What is expected: Copy the listing below line for line, without changing a single character.

Data provided:
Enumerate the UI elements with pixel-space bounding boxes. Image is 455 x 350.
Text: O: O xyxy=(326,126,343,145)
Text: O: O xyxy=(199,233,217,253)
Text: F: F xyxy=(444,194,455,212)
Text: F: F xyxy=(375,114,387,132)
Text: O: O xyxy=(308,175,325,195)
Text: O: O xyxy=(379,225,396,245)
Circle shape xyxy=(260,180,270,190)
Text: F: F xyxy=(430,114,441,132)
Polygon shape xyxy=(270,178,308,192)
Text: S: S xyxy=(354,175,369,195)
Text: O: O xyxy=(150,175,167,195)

Task solution:
Enumerate the UI elements with pixel-space bounding boxes. Image is 455 x 350.
Text: O: O xyxy=(326,126,343,145)
Text: O: O xyxy=(199,233,217,253)
Text: F: F xyxy=(444,194,455,212)
Text: F: F xyxy=(375,114,387,132)
Text: O: O xyxy=(308,175,325,195)
Text: O: O xyxy=(379,225,396,245)
Circle shape xyxy=(260,180,270,190)
Text: F: F xyxy=(430,114,441,132)
Polygon shape xyxy=(270,178,308,192)
Text: S: S xyxy=(354,175,369,195)
Text: O: O xyxy=(150,175,167,195)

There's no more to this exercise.